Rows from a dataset
════════════════
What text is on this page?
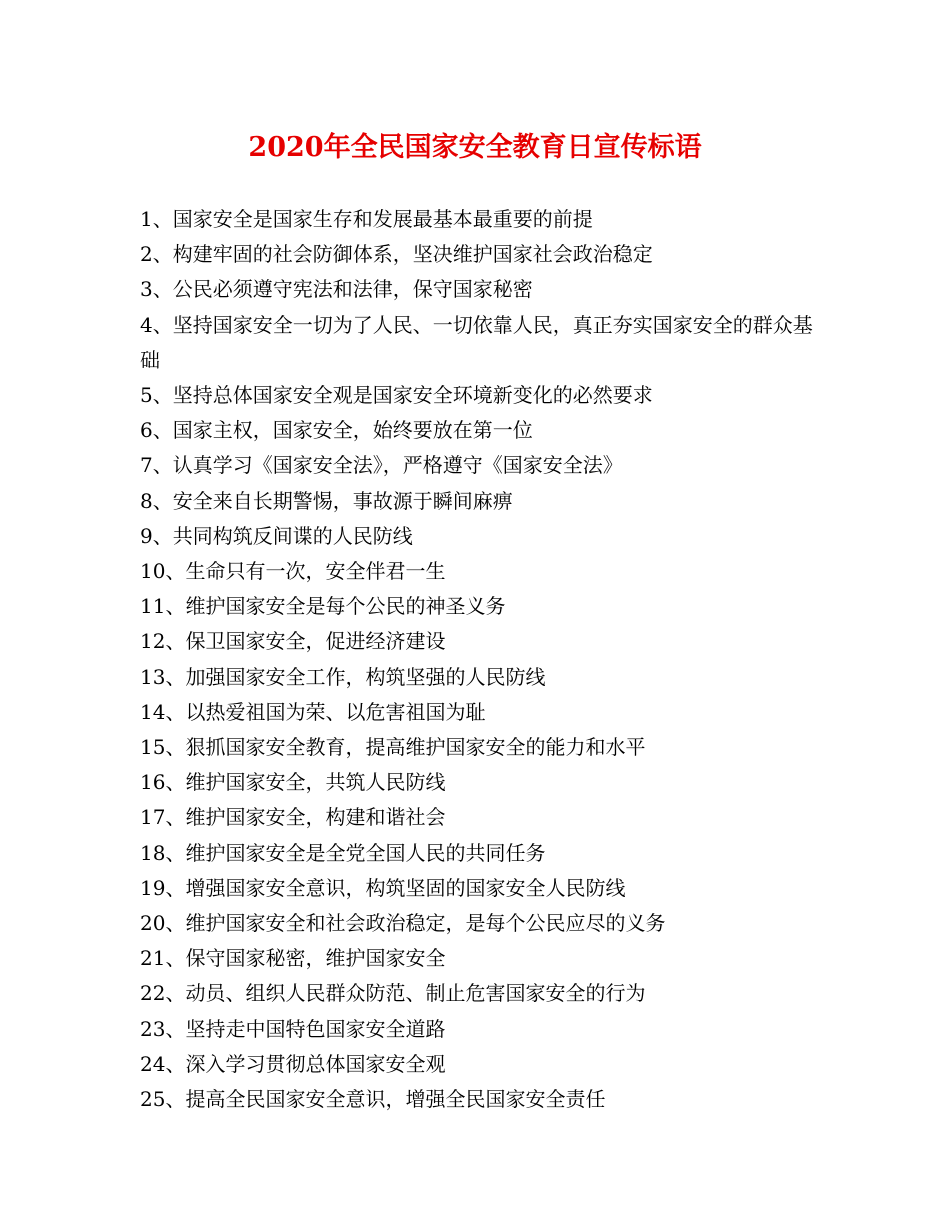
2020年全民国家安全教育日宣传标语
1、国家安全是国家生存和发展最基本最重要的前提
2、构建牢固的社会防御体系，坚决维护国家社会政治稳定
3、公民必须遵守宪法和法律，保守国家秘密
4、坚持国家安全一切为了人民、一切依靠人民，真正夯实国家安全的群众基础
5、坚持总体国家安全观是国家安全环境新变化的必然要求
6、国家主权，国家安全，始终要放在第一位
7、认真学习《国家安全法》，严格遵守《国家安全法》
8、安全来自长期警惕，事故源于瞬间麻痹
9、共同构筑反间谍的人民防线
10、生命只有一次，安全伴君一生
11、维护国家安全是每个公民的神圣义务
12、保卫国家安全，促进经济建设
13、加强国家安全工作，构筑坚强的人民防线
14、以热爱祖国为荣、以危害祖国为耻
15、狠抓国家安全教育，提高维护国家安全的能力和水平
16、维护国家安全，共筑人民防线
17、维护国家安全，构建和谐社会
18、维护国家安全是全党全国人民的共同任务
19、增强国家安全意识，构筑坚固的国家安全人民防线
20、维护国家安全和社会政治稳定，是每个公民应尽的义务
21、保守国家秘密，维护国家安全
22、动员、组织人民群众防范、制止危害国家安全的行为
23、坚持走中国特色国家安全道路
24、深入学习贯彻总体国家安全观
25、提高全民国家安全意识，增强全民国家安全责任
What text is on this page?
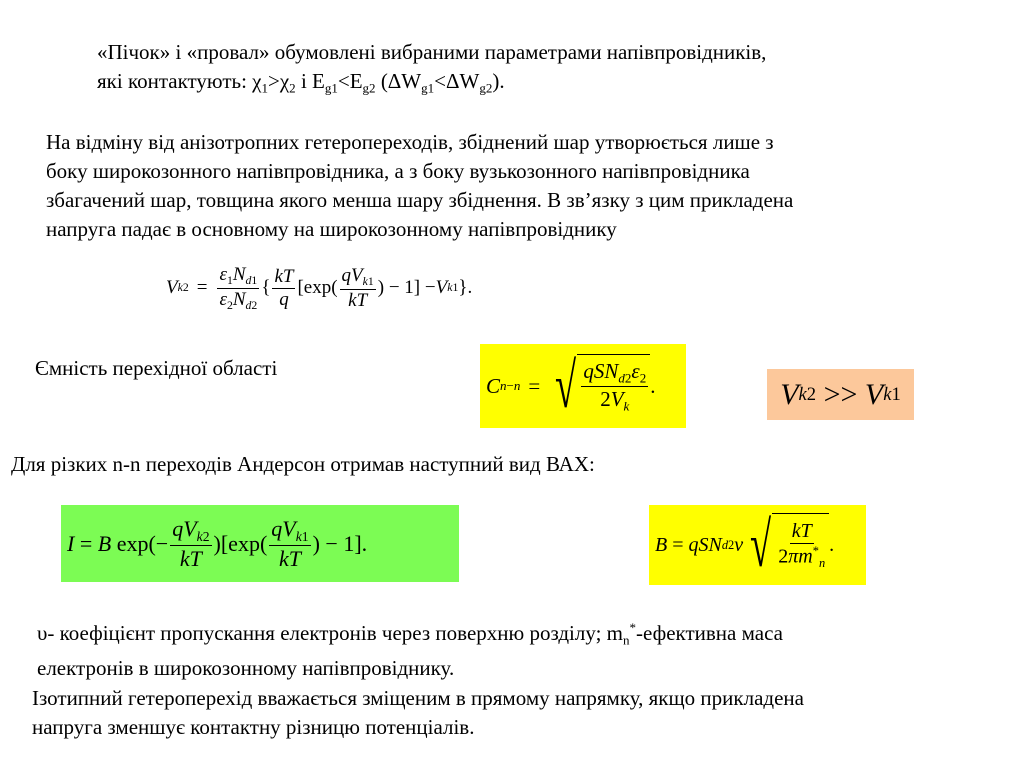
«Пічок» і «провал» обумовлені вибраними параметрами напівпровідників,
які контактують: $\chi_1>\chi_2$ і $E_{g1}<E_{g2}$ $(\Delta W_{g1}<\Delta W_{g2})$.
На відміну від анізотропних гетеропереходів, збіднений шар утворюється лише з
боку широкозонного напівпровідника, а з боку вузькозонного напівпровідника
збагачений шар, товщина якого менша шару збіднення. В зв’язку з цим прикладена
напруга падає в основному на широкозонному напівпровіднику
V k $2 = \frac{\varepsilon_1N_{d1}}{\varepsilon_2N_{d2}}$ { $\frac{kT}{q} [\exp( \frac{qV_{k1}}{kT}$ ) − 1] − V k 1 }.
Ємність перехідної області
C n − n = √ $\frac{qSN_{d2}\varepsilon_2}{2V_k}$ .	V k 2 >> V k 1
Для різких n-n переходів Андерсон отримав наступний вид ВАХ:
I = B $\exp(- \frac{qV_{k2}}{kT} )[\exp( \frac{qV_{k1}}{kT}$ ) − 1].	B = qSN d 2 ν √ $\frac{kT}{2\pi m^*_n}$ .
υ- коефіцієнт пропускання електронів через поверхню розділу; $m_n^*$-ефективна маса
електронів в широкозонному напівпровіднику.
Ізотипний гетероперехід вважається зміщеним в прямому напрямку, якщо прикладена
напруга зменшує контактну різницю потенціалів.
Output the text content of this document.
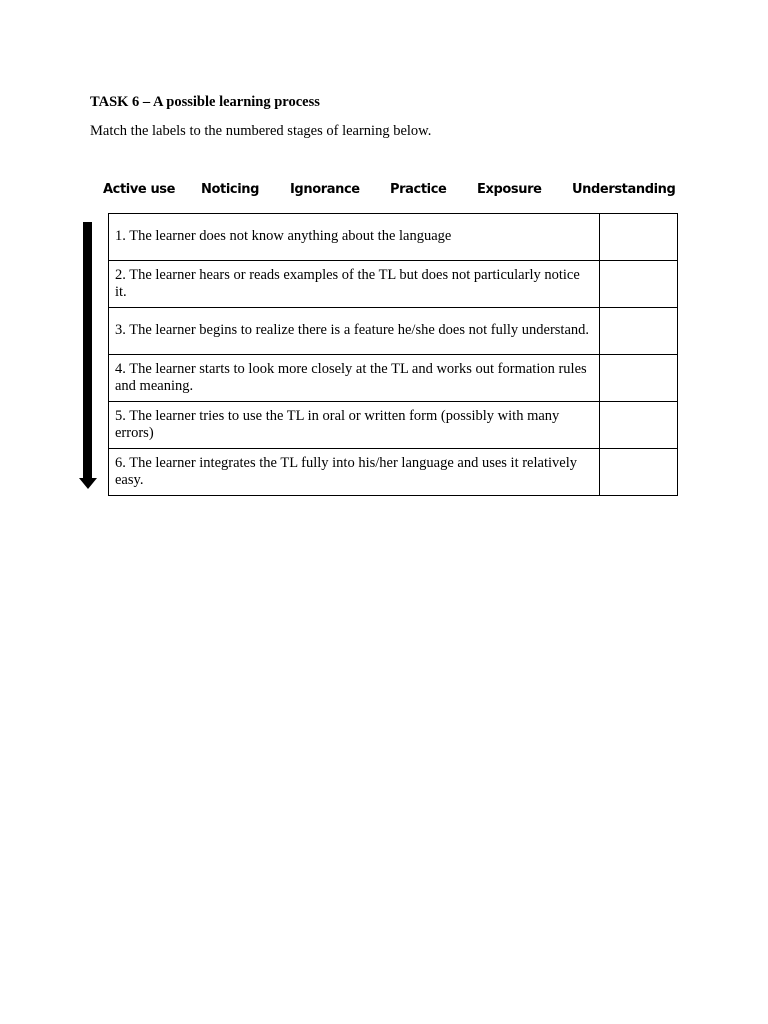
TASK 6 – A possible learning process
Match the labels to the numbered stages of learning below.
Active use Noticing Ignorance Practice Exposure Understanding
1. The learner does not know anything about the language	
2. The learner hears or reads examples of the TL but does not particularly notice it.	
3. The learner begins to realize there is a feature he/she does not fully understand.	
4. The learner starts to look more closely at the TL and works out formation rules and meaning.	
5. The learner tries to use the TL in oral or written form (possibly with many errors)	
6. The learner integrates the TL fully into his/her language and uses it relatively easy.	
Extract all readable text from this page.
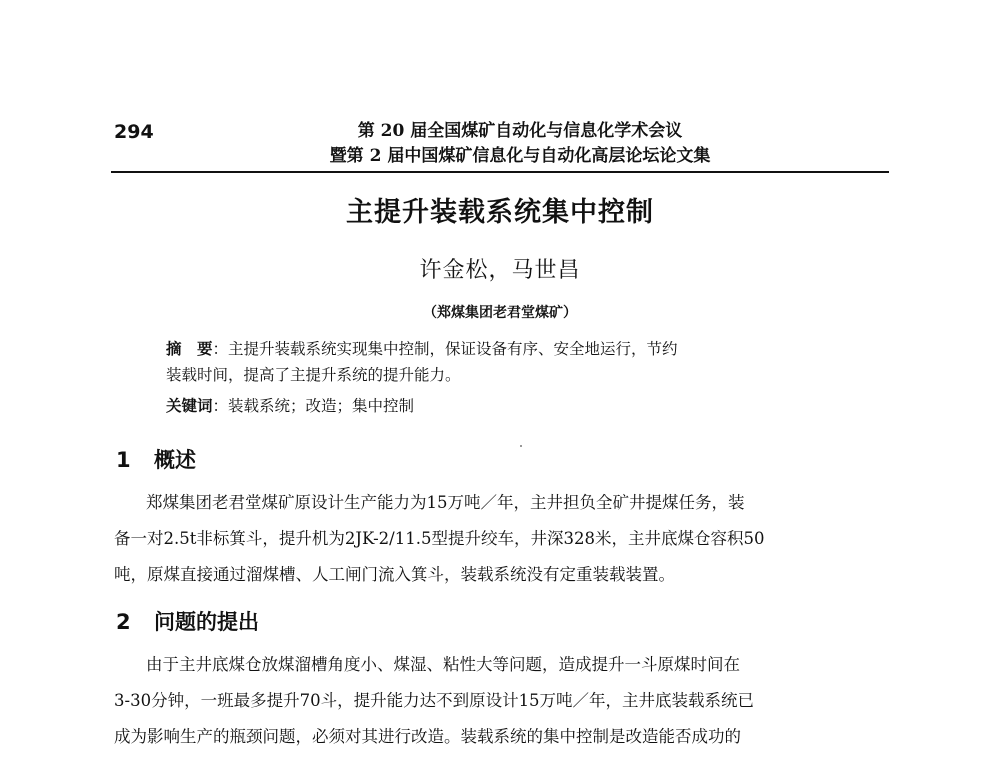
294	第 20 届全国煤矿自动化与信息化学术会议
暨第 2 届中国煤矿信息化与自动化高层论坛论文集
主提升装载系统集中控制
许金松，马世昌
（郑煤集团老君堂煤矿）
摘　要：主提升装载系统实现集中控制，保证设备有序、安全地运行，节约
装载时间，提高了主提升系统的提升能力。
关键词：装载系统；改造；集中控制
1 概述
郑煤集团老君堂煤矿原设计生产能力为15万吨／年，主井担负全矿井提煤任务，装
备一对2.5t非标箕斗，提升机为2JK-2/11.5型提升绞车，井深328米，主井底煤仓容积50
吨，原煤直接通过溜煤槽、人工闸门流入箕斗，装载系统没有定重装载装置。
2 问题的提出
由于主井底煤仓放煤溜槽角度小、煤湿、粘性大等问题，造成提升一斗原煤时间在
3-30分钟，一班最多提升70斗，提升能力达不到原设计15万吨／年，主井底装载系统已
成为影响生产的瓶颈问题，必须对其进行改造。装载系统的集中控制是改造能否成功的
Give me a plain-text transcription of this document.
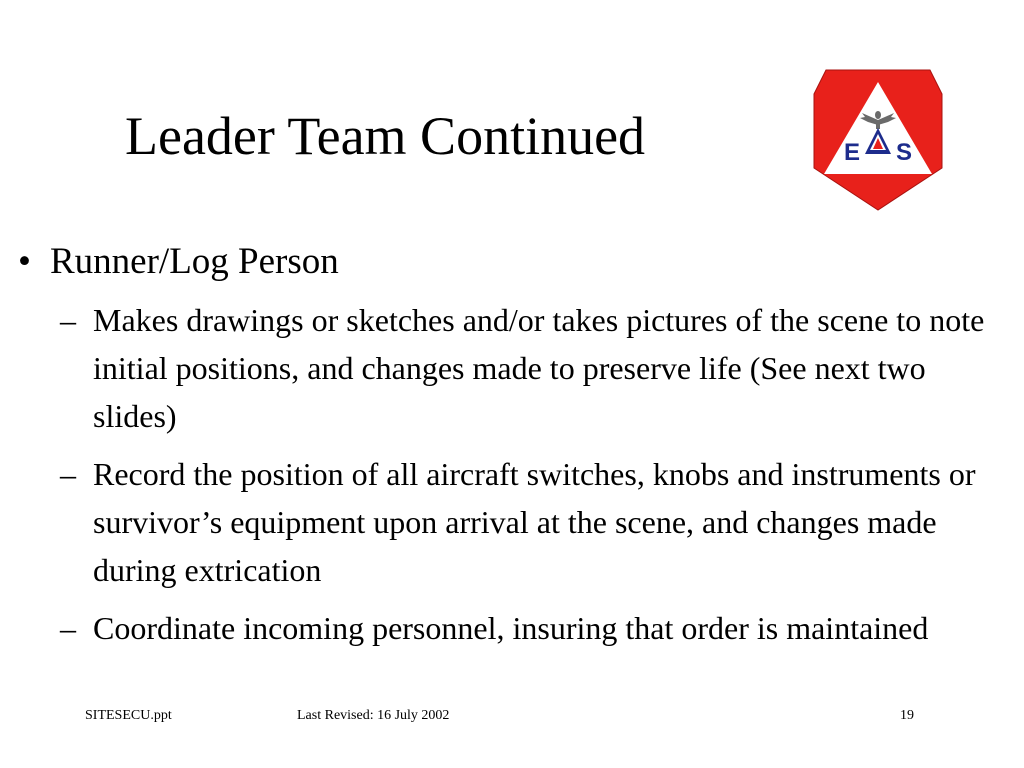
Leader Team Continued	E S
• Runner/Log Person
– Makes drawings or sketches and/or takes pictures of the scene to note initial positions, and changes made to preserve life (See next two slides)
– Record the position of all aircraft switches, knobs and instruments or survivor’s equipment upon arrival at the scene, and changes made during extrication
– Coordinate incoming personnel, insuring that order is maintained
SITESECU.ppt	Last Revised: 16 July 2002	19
════════════════
Every line of text is to be repeated exactly; pictures are left out.

What text is on this page?
2020年全民国家安全教育日宣传标语
1、国家安全是国家生存和发展最基本最重要的前提
2、构建牢固的社会防御体系，坚决维护国家社会政治稳定
3、公民必须遵守宪法和法律，保守国家秘密
4、坚持国家安全一切为了人民、一切依靠人民，真正夯实国家安全的群众基础
5、坚持总体国家安全观是国家安全环境新变化的必然要求
6、国家主权，国家安全，始终要放在第一位
7、认真学习《国家安全法》，严格遵守《国家安全法》
8、安全来自长期警惕，事故源于瞬间麻痹
9、共同构筑反间谍的人民防线
10、生命只有一次，安全伴君一生
11、维护国家安全是每个公民的神圣义务
12、保卫国家安全，促进经济建设
13、加强国家安全工作，构筑坚强的人民防线
14、以热爱祖国为荣、以危害祖国为耻
15、狠抓国家安全教育，提高维护国家安全的能力和水平
16、维护国家安全，共筑人民防线
17、维护国家安全，构建和谐社会
18、维护国家安全是全党全国人民的共同任务
19、增强国家安全意识，构筑坚固的国家安全人民防线
20、维护国家安全和社会政治稳定，是每个公民应尽的义务
21、保守国家秘密，维护国家安全
22、动员、组织人民群众防范、制止危害国家安全的行为
23、坚持走中国特色国家安全道路
24、深入学习贯彻总体国家安全观
25、提高全民国家安全意识，增强全民国家安全责任
What text is on this page?
«Пічок» і «провал» обумовлені вибраними параметрами напівпровідників,
які контактують: $\chi_1>\chi_2$ і $E_{g1}<E_{g2}$ $(\Delta W_{g1}<\Delta W_{g2})$.
На відміну від анізотропних гетеропереходів, збіднений шар утворюється лише з
боку широкозонного напівпровідника, а з боку вузькозонного напівпровідника
збагачений шар, товщина якого менша шару збіднення. В зв’язку з цим прикладена
напруга падає в основному на широкозонному напівпровіднику
V k $2 = \frac{\varepsilon_1N_{d1}}{\varepsilon_2N_{d2}}$ { $\frac{kT}{q} [\exp( \frac{qV_{k1}}{kT}$ ) − 1] − V k 1 }.
Ємність перехідної області
C n − n = √ $\frac{qSN_{d2}\varepsilon_2}{2V_k}$ .	V k 2 >> V k 1
Для різких n-n переходів Андерсон отримав наступний вид ВАХ:
I = B $\exp(- \frac{qV_{k2}}{kT} )[\exp( \frac{qV_{k1}}{kT}$ ) − 1].	B = qSN d 2 ν √ $\frac{kT}{2\pi m^*_n}$ .
υ- коефіцієнт пропускання електронів через поверхню розділу; $m_n^*$-ефективна маса
електронів в широкозонному напівпровіднику.
Ізотипний гетероперехід вважається зміщеним в прямому напрямку, якщо прикладена
напруга зменшує контактну різницю потенціалів.
Output the text content of this document.
TASK 6 – A possible learning process
Match the labels to the numbered stages of learning below.
Active use Noticing Ignorance Practice Exposure Understanding
1. The learner does not know anything about the language	
2. The learner hears or reads examples of the TL but does not particularly notice it.	
3. The learner begins to realize there is a feature he/she does not fully understand.	
4. The learner starts to look more closely at the TL and works out formation rules and meaning.	
5. The learner tries to use the TL in oral or written form (possibly with many errors)	
6. The learner integrates the TL fully into his/her language and uses it relatively easy.	
Extract all readable text from this page.
294	第 20 届全国煤矿自动化与信息化学术会议
暨第 2 届中国煤矿信息化与自动化高层论坛论文集
主提升装载系统集中控制
许金松，马世昌
（郑煤集团老君堂煤矿）
摘　要：主提升装载系统实现集中控制，保证设备有序、安全地运行，节约
装载时间，提高了主提升系统的提升能力。
关键词：装载系统；改造；集中控制
1 概述
郑煤集团老君堂煤矿原设计生产能力为15万吨／年，主井担负全矿井提煤任务，装
备一对2.5t非标箕斗，提升机为2JK-2/11.5型提升绞车，井深328米，主井底煤仓容积50
吨，原煤直接通过溜煤槽、人工闸门流入箕斗，装载系统没有定重装载装置。
2 问题的提出
由于主井底煤仓放煤溜槽角度小、煤湿、粘性大等问题，造成提升一斗原煤时间在
3-30分钟，一班最多提升70斗，提升能力达不到原设计15万吨／年，主井底装载系统已
成为影响生产的瓶颈问题，必须对其进行改造。装载系统的集中控制是改造能否成功的
Give me a plain-text transcription of this document.
Leader Team Continued	E S
• Runner/Log Person
– Makes drawings or sketches and/or takes pictures of the scene to note initial positions, and changes made to preserve life (See next two slides)
– Record the position of all aircraft switches, knobs and instruments or survivor’s equipment upon arrival at the scene, and changes made during extrication
– Coordinate incoming personnel, insuring that order is maintained
SITESECU.ppt	Last Revised: 16 July 2002	19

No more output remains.